● **Исходный текст**:
+ + +

Медицина всегда очень точно отражает состояние дел в государстве. Причем порой не надо даже углубляться в тонкости методик лечения и технической оснащенности. Посмотришь на то, в каком состоянии здание больницы или поликлиники, и сразу понятно что там и почем. В этом смысле Павловскую или 4-ю городскую больницу можно по праву считать зеркалом русской жизни.
Больница стала первым общедоступным лечебным учреждением России. Нетрудно представить в каком состоянии была медицина на момент её открытия в 1763 году. Содержание 25 коек за счет личной казны будущего императора Павла 1 вряд ли меняло кардинально общую картину. Тем не менее, был сделан первый шаг. Изящной виньеткой его дополнила история про чудесное исцеление наследника престола и данное им обещание помогать страждущим.

+ + +

● **Исходный список**:
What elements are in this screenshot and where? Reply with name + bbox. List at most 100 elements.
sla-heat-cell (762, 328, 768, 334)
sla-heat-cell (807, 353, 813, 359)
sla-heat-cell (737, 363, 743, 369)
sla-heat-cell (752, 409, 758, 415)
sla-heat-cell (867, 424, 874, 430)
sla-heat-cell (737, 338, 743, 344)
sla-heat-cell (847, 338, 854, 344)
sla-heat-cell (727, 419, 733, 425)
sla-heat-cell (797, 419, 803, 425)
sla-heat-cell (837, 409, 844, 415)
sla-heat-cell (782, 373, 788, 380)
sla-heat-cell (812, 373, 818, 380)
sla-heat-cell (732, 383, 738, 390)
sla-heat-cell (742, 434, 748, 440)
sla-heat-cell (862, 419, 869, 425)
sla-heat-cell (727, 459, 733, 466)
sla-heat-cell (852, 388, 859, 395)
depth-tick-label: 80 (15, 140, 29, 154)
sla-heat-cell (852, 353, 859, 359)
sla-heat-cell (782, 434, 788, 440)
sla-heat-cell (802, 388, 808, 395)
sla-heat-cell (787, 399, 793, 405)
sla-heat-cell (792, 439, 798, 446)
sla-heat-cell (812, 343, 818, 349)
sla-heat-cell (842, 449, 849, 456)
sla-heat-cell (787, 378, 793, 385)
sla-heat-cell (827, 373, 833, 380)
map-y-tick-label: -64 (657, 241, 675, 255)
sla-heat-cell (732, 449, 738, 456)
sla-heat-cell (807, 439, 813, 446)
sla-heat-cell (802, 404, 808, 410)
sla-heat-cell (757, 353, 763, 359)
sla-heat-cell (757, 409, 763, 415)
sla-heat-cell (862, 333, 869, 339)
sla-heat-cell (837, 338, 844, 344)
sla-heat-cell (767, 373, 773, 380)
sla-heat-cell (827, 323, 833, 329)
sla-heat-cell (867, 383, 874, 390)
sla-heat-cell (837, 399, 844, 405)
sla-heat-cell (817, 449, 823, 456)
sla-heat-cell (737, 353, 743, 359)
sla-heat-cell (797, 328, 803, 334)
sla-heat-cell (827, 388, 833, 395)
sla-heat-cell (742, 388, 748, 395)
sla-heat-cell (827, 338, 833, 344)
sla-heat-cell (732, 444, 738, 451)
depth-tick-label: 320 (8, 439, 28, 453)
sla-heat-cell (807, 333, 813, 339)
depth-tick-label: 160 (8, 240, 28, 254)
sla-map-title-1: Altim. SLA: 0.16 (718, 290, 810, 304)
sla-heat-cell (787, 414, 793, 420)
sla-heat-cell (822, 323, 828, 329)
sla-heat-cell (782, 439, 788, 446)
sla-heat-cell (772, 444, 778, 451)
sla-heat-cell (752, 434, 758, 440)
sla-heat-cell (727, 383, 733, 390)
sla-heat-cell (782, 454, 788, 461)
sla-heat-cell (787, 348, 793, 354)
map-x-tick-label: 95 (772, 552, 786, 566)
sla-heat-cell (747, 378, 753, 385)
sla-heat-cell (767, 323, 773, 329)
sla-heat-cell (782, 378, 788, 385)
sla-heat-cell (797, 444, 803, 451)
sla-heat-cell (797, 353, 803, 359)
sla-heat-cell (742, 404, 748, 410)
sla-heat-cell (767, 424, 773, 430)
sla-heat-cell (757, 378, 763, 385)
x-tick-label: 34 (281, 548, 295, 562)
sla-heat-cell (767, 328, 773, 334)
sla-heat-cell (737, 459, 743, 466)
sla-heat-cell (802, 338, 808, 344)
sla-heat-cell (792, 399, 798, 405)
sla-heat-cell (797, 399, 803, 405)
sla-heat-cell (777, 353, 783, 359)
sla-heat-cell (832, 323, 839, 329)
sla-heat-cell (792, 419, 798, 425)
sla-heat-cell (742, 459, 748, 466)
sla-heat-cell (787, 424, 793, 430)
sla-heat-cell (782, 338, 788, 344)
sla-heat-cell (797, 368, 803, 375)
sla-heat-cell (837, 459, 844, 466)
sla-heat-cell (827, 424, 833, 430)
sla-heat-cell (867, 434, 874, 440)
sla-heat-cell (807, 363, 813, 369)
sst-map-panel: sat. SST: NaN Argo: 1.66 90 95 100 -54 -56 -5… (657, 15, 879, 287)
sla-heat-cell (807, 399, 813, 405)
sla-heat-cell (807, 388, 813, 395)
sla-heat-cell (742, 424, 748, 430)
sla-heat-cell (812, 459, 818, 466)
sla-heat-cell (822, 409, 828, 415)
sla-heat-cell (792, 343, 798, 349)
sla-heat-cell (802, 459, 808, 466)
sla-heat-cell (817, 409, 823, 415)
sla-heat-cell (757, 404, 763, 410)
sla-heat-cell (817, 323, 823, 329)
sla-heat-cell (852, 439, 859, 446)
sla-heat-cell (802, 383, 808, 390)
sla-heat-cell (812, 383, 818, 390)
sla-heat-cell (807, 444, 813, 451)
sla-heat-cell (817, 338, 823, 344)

+ + +

● **Попробуйте сами**: Пожалуйста, выведите целиком и без единого изменения текст о Павловской больнице, приведенный выше.

● **Решение задания**:
Медицина всегда очень точно отражает состояние дел в государстве. Причем порой не надо даже углубляться в тонкости методик лечения и технической оснащенности. Посмотришь на то, в каком состоянии здание больницы или поликлиники, и сразу понятно что там и почем. В этом смысле Павловскую или 4-ю городскую больницу можно по праву считать зеркалом русской жизни.
Больница стала первым общедоступным лечебным учреждением России. Нетрудно представить в каком состоянии была медицина на момент её открытия в 1763 году. Содержание 25 коек за счет личной казны будущего императора Павла 1 вряд ли меняло кардинально общую картину. Тем не менее, был сделан первый шаг. Изящной виньеткой его дополнила история про чудесное исцеление наследника престола и данное им обещание помогать страждущим.